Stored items
- - - -

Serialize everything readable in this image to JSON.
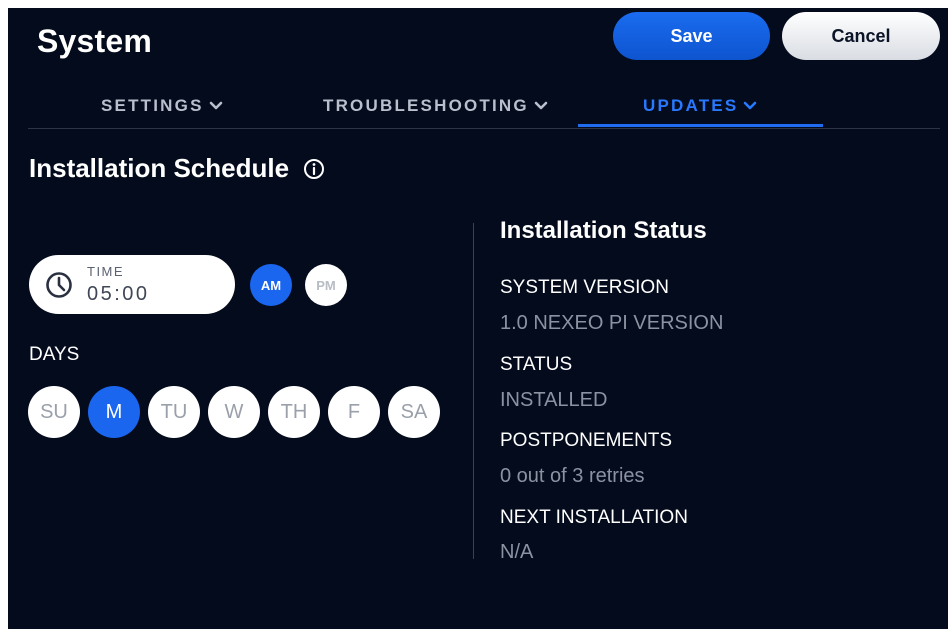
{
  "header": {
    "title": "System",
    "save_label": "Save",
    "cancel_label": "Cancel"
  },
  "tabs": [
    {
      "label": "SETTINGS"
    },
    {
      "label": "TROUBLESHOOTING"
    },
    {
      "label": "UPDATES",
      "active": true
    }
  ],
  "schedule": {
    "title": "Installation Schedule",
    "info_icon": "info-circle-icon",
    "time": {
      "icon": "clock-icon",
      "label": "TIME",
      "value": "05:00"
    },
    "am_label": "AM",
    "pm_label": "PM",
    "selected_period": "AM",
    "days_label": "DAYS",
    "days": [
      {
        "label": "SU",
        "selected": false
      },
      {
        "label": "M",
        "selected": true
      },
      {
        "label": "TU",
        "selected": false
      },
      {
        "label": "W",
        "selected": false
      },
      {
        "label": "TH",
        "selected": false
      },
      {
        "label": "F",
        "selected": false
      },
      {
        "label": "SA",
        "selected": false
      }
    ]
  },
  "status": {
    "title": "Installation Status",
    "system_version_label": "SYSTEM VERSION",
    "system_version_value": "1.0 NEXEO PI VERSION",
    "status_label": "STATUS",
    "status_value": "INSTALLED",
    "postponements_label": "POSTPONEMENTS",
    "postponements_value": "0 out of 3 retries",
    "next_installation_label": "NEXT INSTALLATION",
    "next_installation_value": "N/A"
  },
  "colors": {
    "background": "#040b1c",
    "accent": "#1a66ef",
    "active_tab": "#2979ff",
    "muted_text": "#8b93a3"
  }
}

- - - -

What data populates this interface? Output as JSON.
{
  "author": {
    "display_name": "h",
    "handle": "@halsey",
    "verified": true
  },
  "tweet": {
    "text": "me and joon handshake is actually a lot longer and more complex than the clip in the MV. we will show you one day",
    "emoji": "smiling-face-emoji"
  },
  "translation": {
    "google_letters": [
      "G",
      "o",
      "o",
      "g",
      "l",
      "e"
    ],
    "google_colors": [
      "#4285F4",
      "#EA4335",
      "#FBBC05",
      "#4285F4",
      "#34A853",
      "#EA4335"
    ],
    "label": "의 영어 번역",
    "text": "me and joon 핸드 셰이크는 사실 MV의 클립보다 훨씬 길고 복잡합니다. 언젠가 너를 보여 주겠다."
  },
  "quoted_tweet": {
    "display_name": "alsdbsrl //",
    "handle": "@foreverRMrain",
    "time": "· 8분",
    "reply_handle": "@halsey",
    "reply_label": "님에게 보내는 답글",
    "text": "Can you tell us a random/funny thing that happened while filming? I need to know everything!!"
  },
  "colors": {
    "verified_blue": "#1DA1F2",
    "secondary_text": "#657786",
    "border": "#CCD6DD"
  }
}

- - - -

• **What to do**:
Copy each line in the data that holds the word "true".

• **Full solution**:
      "active": true
        "selected": true
    "verified": true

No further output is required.